GIVEN RECORDS:

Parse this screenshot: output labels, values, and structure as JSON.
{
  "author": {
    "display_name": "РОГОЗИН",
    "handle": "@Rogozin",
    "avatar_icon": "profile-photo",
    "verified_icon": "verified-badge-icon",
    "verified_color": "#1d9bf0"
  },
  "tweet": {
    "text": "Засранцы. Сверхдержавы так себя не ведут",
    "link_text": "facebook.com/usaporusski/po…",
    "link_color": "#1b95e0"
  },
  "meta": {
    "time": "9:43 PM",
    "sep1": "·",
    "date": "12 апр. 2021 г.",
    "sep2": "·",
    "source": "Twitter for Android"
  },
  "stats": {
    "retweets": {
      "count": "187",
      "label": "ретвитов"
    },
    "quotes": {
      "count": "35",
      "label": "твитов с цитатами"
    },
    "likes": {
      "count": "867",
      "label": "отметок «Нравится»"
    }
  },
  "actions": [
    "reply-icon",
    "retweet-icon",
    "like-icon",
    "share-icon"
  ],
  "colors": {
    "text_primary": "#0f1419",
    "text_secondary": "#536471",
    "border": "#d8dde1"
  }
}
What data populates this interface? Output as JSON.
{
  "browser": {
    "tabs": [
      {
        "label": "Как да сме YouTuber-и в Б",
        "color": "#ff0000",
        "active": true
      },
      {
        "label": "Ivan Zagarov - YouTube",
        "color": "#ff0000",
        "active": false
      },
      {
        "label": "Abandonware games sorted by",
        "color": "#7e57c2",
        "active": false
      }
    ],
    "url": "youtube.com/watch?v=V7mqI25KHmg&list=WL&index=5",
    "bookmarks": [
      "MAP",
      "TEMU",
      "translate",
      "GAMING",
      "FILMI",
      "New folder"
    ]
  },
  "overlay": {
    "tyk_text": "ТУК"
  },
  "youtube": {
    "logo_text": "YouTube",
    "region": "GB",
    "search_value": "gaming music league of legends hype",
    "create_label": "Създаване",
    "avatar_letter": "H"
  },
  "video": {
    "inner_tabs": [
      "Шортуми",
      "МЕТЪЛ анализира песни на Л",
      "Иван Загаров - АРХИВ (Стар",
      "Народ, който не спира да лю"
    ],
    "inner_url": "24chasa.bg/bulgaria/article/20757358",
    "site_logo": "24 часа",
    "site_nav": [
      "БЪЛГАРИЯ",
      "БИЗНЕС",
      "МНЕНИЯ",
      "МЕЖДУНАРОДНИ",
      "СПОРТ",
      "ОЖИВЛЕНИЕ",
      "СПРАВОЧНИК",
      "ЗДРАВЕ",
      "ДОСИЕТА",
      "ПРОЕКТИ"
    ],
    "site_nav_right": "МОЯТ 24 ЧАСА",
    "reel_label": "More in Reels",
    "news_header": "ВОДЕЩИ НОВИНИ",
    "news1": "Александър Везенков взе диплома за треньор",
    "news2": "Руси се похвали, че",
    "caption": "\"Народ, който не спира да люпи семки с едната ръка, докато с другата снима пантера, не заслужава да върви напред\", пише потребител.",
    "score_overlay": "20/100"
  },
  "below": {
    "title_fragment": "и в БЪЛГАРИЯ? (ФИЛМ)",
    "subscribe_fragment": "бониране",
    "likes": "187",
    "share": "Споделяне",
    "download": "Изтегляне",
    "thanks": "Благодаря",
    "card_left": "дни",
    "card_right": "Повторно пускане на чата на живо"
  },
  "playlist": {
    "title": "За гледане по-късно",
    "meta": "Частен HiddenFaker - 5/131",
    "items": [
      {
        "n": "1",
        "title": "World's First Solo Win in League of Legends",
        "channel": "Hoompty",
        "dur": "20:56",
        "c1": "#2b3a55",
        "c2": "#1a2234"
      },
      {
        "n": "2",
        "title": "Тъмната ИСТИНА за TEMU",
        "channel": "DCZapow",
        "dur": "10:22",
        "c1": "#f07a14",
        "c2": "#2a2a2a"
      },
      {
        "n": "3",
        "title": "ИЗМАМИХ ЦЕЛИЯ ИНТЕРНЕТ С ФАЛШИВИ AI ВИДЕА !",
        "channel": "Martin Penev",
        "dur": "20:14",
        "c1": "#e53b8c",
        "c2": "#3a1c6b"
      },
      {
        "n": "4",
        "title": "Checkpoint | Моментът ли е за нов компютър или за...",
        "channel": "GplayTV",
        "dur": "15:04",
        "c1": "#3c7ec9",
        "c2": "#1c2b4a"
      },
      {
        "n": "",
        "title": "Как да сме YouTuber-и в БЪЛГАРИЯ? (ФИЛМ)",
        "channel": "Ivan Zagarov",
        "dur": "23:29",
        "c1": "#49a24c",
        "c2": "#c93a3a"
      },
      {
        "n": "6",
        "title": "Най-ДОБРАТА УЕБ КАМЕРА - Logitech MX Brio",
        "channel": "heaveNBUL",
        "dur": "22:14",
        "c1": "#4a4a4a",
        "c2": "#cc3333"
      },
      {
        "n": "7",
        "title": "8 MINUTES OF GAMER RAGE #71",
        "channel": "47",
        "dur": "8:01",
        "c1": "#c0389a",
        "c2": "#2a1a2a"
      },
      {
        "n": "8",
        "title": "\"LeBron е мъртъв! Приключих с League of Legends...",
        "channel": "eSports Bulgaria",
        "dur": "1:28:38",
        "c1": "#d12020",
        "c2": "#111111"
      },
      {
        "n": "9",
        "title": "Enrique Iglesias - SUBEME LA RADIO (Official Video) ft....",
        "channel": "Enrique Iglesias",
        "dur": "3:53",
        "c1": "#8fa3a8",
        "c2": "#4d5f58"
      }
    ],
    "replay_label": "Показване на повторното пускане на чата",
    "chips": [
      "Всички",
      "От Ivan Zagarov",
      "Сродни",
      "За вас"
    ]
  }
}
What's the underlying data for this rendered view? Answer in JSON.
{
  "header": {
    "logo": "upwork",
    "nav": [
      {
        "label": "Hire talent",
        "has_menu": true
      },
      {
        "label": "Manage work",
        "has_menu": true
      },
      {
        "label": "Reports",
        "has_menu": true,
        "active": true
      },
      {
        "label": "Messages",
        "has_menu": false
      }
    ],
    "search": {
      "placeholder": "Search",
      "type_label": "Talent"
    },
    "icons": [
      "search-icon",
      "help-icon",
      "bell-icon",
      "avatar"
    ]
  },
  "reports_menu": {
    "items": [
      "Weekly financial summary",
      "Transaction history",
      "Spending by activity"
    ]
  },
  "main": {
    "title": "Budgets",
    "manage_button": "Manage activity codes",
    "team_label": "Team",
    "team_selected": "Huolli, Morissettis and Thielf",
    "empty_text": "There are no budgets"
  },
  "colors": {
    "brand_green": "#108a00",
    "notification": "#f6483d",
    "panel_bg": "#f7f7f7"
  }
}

TO DO:
Check every line of the data above for the string "БЪЛГАРИЯ", and copy those that have it.

ANSWER:
      "БЪЛГАРИЯ",
    "title_fragment": "и в БЪЛГАРИЯ? (ФИЛМ)",
        "title": "Как да сме YouTuber-и в БЪЛГАРИЯ? (ФИЛМ)",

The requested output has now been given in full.